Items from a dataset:

>>>>>

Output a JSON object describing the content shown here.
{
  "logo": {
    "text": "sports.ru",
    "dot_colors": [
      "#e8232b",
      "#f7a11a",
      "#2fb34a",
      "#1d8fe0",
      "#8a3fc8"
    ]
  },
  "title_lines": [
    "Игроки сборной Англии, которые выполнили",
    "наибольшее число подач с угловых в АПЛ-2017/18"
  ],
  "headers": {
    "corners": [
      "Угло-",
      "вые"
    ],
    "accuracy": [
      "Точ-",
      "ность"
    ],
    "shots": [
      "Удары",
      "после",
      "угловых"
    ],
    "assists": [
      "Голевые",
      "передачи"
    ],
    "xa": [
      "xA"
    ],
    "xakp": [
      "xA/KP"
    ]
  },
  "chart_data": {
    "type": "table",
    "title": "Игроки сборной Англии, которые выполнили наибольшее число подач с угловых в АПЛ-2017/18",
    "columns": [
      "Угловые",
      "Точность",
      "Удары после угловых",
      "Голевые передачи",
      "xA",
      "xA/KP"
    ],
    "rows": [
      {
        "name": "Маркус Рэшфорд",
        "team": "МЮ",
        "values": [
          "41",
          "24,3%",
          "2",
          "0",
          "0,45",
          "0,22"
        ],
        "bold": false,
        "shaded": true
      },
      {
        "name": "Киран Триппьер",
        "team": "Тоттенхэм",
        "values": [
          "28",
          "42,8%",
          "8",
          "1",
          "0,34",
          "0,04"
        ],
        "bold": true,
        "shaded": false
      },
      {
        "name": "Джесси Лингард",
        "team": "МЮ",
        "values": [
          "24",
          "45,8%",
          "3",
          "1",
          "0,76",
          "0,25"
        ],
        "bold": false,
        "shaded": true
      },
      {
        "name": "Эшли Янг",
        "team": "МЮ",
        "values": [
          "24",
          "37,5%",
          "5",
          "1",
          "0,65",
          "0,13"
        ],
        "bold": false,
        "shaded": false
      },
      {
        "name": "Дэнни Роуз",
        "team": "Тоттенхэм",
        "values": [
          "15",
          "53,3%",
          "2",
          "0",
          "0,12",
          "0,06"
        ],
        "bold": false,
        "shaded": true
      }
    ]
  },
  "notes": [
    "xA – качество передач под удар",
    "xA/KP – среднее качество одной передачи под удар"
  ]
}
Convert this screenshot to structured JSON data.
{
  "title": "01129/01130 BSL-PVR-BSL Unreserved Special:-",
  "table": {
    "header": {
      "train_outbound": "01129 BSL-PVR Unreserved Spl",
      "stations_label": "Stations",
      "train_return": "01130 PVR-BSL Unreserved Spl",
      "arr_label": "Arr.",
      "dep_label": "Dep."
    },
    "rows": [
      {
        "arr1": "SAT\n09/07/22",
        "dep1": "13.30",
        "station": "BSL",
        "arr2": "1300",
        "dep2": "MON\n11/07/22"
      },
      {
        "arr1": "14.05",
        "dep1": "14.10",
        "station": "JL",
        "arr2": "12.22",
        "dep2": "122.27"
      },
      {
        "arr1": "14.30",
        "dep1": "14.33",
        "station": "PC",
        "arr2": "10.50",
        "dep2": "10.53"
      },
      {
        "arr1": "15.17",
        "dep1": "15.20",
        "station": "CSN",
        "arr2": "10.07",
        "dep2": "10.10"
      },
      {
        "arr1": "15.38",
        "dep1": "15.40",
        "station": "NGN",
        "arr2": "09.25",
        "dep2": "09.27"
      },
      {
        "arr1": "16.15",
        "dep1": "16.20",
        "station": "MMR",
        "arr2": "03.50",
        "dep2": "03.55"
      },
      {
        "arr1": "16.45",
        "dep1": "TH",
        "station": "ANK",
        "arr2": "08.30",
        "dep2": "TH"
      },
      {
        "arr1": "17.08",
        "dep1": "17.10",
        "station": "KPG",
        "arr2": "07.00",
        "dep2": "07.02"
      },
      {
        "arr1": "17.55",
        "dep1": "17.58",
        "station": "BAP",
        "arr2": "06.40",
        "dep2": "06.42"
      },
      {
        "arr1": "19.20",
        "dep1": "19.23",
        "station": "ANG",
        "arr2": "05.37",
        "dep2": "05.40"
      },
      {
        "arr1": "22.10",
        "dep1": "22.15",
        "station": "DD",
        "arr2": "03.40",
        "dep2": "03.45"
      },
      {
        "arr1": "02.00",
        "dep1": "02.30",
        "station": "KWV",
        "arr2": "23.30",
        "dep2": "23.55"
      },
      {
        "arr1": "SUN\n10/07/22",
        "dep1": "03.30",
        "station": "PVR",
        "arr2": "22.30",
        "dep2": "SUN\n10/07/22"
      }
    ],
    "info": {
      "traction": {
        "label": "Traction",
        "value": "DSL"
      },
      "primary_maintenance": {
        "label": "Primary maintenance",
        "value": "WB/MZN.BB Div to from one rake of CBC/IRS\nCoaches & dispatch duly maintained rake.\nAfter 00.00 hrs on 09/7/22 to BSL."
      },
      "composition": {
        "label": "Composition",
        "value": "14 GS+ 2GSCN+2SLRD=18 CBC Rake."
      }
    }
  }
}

<<<<<

Pull out each line of the entries that contains "JSON".

RESPONSE FOR THIS EXERCISE:
Output a JSON object describing the content shown here.
Convert this screenshot to structured JSON data.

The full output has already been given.